↓↓↓
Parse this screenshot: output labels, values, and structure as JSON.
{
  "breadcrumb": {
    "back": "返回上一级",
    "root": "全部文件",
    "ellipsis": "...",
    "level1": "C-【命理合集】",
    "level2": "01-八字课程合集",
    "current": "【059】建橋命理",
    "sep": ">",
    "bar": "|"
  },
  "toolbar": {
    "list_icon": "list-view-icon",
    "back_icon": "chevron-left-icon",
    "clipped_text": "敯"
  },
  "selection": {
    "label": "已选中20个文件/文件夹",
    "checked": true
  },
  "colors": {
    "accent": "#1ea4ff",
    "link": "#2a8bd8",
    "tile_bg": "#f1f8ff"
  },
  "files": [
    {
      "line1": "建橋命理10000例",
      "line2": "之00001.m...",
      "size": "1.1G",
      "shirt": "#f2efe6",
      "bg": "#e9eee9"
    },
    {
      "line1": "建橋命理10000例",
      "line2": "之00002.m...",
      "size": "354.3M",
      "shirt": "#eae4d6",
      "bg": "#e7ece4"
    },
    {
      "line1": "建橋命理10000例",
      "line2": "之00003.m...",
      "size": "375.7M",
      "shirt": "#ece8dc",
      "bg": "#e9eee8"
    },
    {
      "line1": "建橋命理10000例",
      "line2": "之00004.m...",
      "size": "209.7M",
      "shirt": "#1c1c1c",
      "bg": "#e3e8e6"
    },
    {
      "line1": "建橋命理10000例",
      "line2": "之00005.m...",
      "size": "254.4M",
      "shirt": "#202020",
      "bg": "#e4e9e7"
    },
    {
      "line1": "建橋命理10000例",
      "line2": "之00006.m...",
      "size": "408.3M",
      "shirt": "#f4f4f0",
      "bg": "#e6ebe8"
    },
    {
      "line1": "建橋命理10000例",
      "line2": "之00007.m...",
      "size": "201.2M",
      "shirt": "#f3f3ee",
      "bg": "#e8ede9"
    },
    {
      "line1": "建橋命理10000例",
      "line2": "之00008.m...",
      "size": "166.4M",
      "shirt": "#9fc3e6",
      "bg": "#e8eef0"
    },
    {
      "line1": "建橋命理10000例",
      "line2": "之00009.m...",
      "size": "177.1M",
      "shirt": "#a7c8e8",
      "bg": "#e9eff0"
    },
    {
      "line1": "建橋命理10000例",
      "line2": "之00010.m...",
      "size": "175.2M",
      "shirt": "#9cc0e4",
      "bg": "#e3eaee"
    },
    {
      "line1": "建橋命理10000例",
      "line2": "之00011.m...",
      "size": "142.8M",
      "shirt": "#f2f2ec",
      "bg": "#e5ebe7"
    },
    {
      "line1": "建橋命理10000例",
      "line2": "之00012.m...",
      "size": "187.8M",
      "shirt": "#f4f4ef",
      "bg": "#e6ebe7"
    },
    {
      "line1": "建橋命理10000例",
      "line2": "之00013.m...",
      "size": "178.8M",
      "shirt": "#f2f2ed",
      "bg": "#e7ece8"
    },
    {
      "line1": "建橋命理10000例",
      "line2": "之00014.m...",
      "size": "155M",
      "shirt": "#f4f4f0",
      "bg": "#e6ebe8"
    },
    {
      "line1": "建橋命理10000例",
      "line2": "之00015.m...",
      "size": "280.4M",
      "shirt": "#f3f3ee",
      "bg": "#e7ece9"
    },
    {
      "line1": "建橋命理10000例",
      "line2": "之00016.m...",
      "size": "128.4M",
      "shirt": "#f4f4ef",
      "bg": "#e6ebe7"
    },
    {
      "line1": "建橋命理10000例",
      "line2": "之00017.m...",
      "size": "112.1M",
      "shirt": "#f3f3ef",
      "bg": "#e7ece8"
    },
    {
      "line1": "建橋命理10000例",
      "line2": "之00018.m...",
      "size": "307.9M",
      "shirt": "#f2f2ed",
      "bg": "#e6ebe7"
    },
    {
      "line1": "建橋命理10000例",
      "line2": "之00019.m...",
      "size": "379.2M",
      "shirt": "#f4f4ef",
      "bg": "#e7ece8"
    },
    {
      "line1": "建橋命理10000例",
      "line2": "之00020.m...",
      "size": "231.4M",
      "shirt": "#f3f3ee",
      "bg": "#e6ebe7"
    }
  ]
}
↑↑↑
↓↓↓
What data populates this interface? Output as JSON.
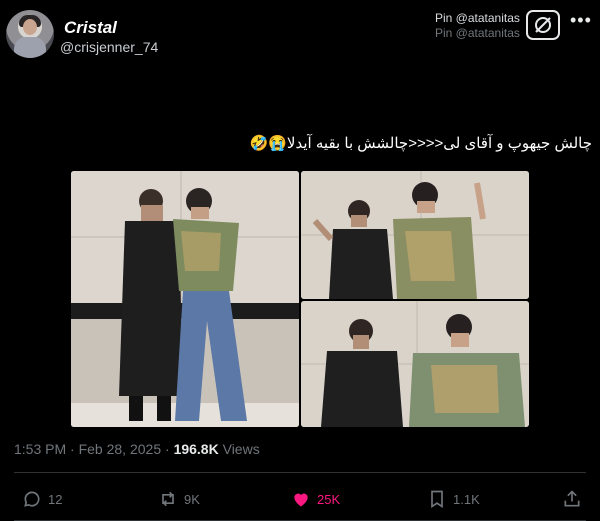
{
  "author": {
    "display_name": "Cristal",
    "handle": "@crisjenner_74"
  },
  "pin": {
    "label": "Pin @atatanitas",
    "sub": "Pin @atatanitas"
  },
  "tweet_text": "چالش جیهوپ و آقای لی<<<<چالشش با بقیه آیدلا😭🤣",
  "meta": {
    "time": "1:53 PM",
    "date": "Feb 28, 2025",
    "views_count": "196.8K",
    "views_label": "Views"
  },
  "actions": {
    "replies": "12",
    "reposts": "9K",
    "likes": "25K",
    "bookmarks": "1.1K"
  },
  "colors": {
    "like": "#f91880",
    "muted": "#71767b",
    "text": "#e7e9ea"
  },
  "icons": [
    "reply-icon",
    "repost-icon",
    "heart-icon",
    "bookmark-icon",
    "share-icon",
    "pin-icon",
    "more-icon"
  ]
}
↑↑↑
▶ [Given task]
Using the entries above, find all lines with "atatanitas". Copy them.

▶ [Solved problem]
    "label": "Pin @atatanitas",
    "sub": "Pin @atatanitas"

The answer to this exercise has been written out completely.